Task brief -
Your task is to locate every line holding the string "παρακολούθηση" and to copy each of them.

The data -
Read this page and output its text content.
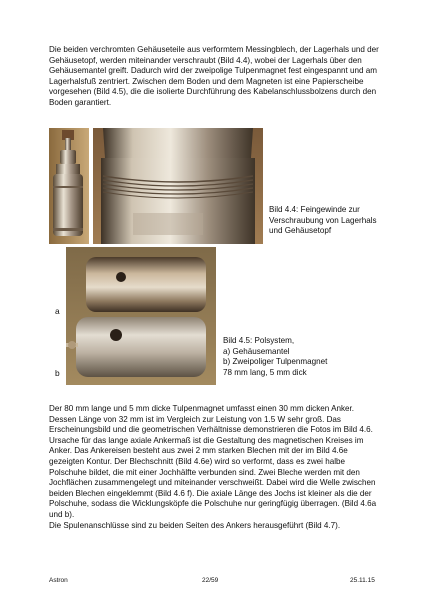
Die beiden verchromten Gehäuseteile aus verformtem Messingblech, der Lagerhals und der Gehäusetopf, werden miteinander verschraubt (Bild 4.4), wobei der Lagerhals über den Gehäusemantel greift. Dadurch wird der zweipolige Tulpenmagnet fest eingespannt und am Lagerhalsfuß zentriert. Zwischen dem Boden und dem Magneten ist eine Papierscheibe vorgesehen (Bild 4.5), die die isolierte Durchführung des Kabelanschlussbolzens durch den Boden garantiert.

Bild 4.4: Feingewinde zur Verschraubung von Lagerhals und Gehäusetopf
a
b
Bild 4.5: Polsystem,
a) Gehäusemantel
b) Zweipoliger Tulpenmagnet
78 mm lang, 5 mm dick
Der 80 mm lange und 5 mm dicke Tulpenmagnet umfasst einen 30 mm dicken Anker. Dessen Länge von 32 mm ist im Vergleich zur Leistung von 1.5 W sehr groß. Das Erscheinungsbild und die geometrischen Verhältnisse demonstrieren die Fotos im Bild 4.6.
Ursache für das lange axiale Ankermaß ist die Gestaltung des magnetischen Kreises im Anker. Das Ankereisen besteht aus zwei 2 mm starken Blechen mit der im Bild 4.6e gezeigten Kontur. Der Blechschnitt (Bild 4.6e) wird so verformt, dass es zwei halbe Polschuhe bildet, die mit einer Jochhälfte verbunden sind. Zwei Bleche werden mit den Jochflächen zusammengelegt und miteinander verschweißt. Dabei wird die Welle zwischen beiden Blechen eingeklemmt (Bild 4.6 f). Die axiale Länge des Jochs ist kleiner als die der Polschuhe, sodass die Wicklungsköpfe die Polschuhe nur geringfügig überragen. (Bild 4.6a und b).
Die Spulenanschlüsse sind zu beiden Seiten des Ankers herausgeführt (Bild 4.7).
Astron	22/59	25.11.15
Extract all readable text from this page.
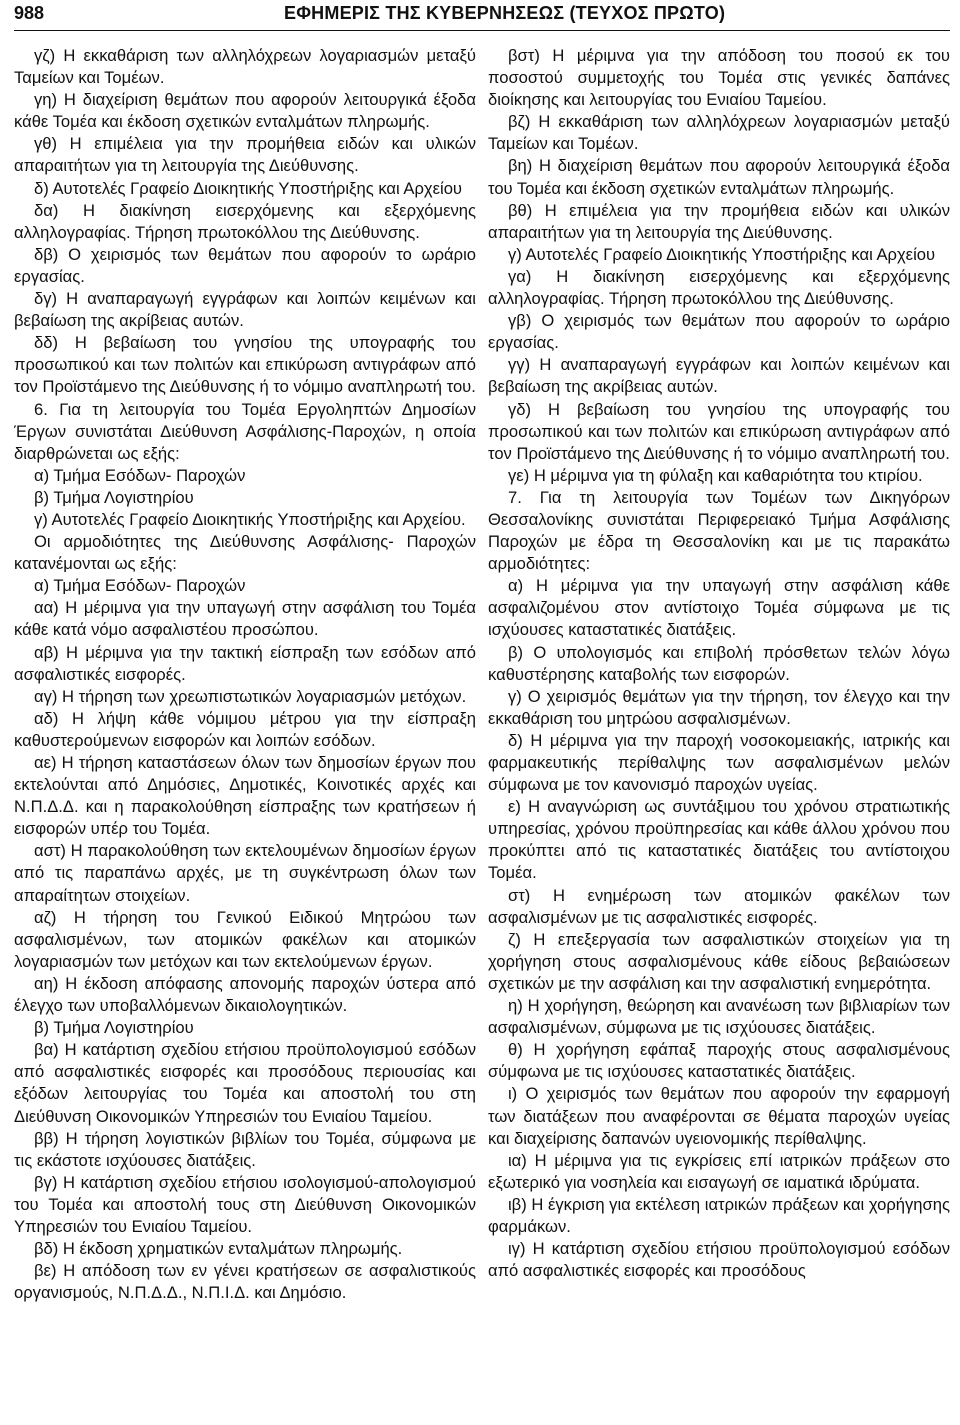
988	ΕΦΗΜΕΡΙΣ ΤΗΣ ΚΥΒΕΡΝΗΣΕΩΣ (ΤΕΥΧΟΣ ΠΡΩΤΟ)

γζ) Η εκκαθάριση των αλληλόχρεων λογαριασμών μεταξύ Ταμείων και Τομέων.

γη) Η διαχείριση θεμάτων που αφορούν λειτουργικά έξοδα κάθε Τομέα και έκδοση σχετικών ενταλμάτων πληρωμής.

γθ) Η επιμέλεια για την προμήθεια ειδών και υλικών απαραιτήτων για τη λειτουργία της Διεύθυνσης.

δ) Αυτοτελές Γραφείο Διοικητικής Υποστήριξης και Αρχείου

δα) Η διακίνηση εισερχόμενης και εξερχόμενης αλληλογραφίας. Τήρηση πρωτοκόλλου της Διεύθυνσης.

δβ) Ο χειρισμός των θεμάτων που αφορούν το ωράριο εργασίας.

δγ) Η αναπαραγωγή εγγράφων και λοιπών κειμένων και βεβαίωση της ακρίβειας αυτών.

δδ) Η βεβαίωση του γνησίου της υπογραφής του προσωπικού και των πολιτών και επικύρωση αντιγράφων από τον Προϊστάμενο της Διεύθυνσης ή το νόμιμο αναπληρωτή του.

6. Για τη λειτουργία του Τομέα Εργοληπτών Δημοσίων Έργων συνιστάται Διεύθυνση Ασφάλισης-Παροχών, η οποία διαρθρώνεται ως εξής:

α) Τμήμα Εσόδων- Παροχών

β) Τμήμα Λογιστηρίου

γ) Αυτοτελές Γραφείο Διοικητικής Υποστήριξης και Αρχείου.

Οι αρμοδιότητες της Διεύθυνσης Ασφάλισης- Παροχών κατανέμονται ως εξής:

α) Τμήμα Εσόδων- Παροχών

αα) Η μέριμνα για την υπαγωγή στην ασφάλιση του Τομέα κάθε κατά νόμο ασφαλιστέου προσώπου.

αβ) Η μέριμνα για την τακτική είσπραξη των εσόδων από ασφαλιστικές εισφορές.

αγ) Η τήρηση των χρεωπιστωτικών λογαριασμών μετόχων.

αδ) Η λήψη κάθε νόμιμου μέτρου για την είσπραξη καθυστερούμενων εισφορών και λοιπών εσόδων.

αε) Η τήρηση καταστάσεων όλων των δημοσίων έργων που εκτελούνται από Δημόσιες, Δημοτικές, Κοινοτικές αρχές και Ν.Π.Δ.Δ. και η παρακολούθηση είσπραξης των κρατήσεων ή εισφορών υπέρ του Τομέα.

αστ) Η παρακολούθηση των εκτελουμένων δημοσίων έργων από τις παραπάνω αρχές, με τη συγκέντρωση όλων των απαραίτητων στοιχείων.

αζ) Η τήρηση του Γενικού Ειδικού Μητρώου των ασφαλισμένων, των ατομικών φακέλων και ατομικών λογαριασμών των μετόχων και των εκτελούμενων έργων.

αη) Η έκδοση απόφασης απονομής παροχών ύστερα από έλεγχο των υποβαλλόμενων δικαιολογητικών.

β) Τμήμα Λογιστηρίου

βα) Η κατάρτιση σχεδίου ετήσιου προϋπολογισμού εσόδων από ασφαλιστικές εισφορές και προσόδους περιουσίας και εξόδων λειτουργίας του Τομέα και αποστολή του στη Διεύθυνση Οικονομικών Υπηρεσιών του Ενιαίου Ταμείου.

ββ) Η τήρηση λογιστικών βιβλίων του Τομέα, σύμφωνα με τις εκάστοτε ισχύουσες διατάξεις.

βγ) Η κατάρτιση σχεδίου ετήσιου ισολογισμού-απολογισμού του Τομέα και αποστολή τους στη Διεύθυνση Οικονομικών Υπηρεσιών του Ενιαίου Ταμείου.

βδ) Η έκδοση χρηματικών ενταλμάτων πληρωμής.

βε) Η απόδοση των εν γένει κρατήσεων σε ασφαλιστικούς οργανισμούς, Ν.Π.Δ.Δ., Ν.Π.Ι.Δ. και Δημόσιο.

βστ) Η μέριμνα για την απόδοση του ποσού εκ του ποσοστού συμμετοχής του Τομέα στις γενικές δαπάνες διοίκησης και λειτουργίας του Ενιαίου Ταμείου.

βζ) Η εκκαθάριση των αλληλόχρεων λογαριασμών μεταξύ Ταμείων και Τομέων.

βη) Η διαχείριση θεμάτων που αφορούν λειτουργικά έξοδα του Τομέα και έκδοση σχετικών ενταλμάτων πληρωμής.

βθ) Η επιμέλεια για την προμήθεια ειδών και υλικών απαραιτήτων για τη λειτουργία της Διεύθυνσης.

γ) Αυτοτελές Γραφείο Διοικητικής Υποστήριξης και Αρχείου

γα) Η διακίνηση εισερχόμενης και εξερχόμενης αλληλογραφίας. Τήρηση πρωτοκόλλου της Διεύθυνσης.

γβ) Ο χειρισμός των θεμάτων που αφορούν το ωράριο εργασίας.

γγ) Η αναπαραγωγή εγγράφων και λοιπών κειμένων και βεβαίωση της ακρίβειας αυτών.

γδ) Η βεβαίωση του γνησίου της υπογραφής του προσωπικού και των πολιτών και επικύρωση αντιγράφων από τον Προϊστάμενο της Διεύθυνσης ή το νόμιμο αναπληρωτή του.

γε) Η μέριμνα για τη φύλαξη και καθαριότητα του κτιρίου.

7. Για τη λειτουργία των Τομέων των Δικηγόρων Θεσσαλονίκης συνιστάται Περιφερειακό Τμήμα Ασφάλισης Παροχών με έδρα τη Θεσσαλονίκη και με τις παρακάτω αρμοδιότητες:

α) Η μέριμνα για την υπαγωγή στην ασφάλιση κάθε ασφαλιζομένου στον αντίστοιχο Τομέα σύμφωνα με τις ισχύουσες καταστατικές διατάξεις.

β) Ο υπολογισμός και επιβολή πρόσθετων τελών λόγω καθυστέρησης καταβολής των εισφορών.

γ) Ο χειρισμός θεμάτων για την τήρηση, τον έλεγχο και την εκκαθάριση του μητρώου ασφαλισμένων.

δ) Η μέριμνα για την παροχή νοσοκομειακής, ιατρικής και φαρμακευτικής περίθαλψης των ασφαλισμένων μελών σύμφωνα με τον κανονισμό παροχών υγείας.

ε) Η αναγνώριση ως συντάξιμου του χρόνου στρατιωτικής υπηρεσίας, χρόνου προϋπηρεσίας και κάθε άλλου χρόνου που προκύπτει από τις καταστατικές διατάξεις του αντίστοιχου Τομέα.

στ) Η ενημέρωση των ατομικών φακέλων των ασφαλισμένων με τις ασφαλιστικές εισφορές.

ζ) Η επεξεργασία των ασφαλιστικών στοιχείων για τη χορήγηση στους ασφαλισμένους κάθε είδους βεβαιώσεων σχετικών με την ασφάλιση και την ασφαλιστική ενημερότητα.

η) Η χορήγηση, θεώρηση και ανανέωση των βιβλιαρίων των ασφαλισμένων, σύμφωνα με τις ισχύουσες διατάξεις.

θ) Η χορήγηση εφάπαξ παροχής στους ασφαλισμένους σύμφωνα με τις ισχύουσες καταστατικές διατάξεις.

ι) Ο χειρισμός των θεμάτων που αφορούν την εφαρμογή των διατάξεων που αναφέρονται σε θέματα παροχών υγείας και διαχείρισης δαπανών υγειονομικής περίθαλψης.

ια) Η μέριμνα για τις εγκρίσεις επί ιατρικών πράξεων στο εξωτερικό για νοσηλεία και εισαγωγή σε ιαματικά ιδρύματα.

ιβ) Η έγκριση για εκτέλεση ιατρικών πράξεων και χορήγησης φαρμάκων.

ιγ) Η κατάρτιση σχεδίου ετήσιου προϋπολογισμού εσόδων από ασφαλιστικές εισφορές και προσόδους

Worked solution -
αε) Η τήρηση καταστάσεων όλων των δημοσίων έργων που εκτελούνται από Δημόσιες, Δημοτικές, Κοινοτικές αρχές και Ν.Π.Δ.Δ. και η παρακολούθηση είσπραξης των κρατήσεων ή εισφορών υπέρ του Τομέα.
αστ) Η παρακολούθηση των εκτελουμένων δημοσίων έργων από τις παραπάνω αρχές, με τη συγκέντρωση όλων των απαραίτητων στοιχείων.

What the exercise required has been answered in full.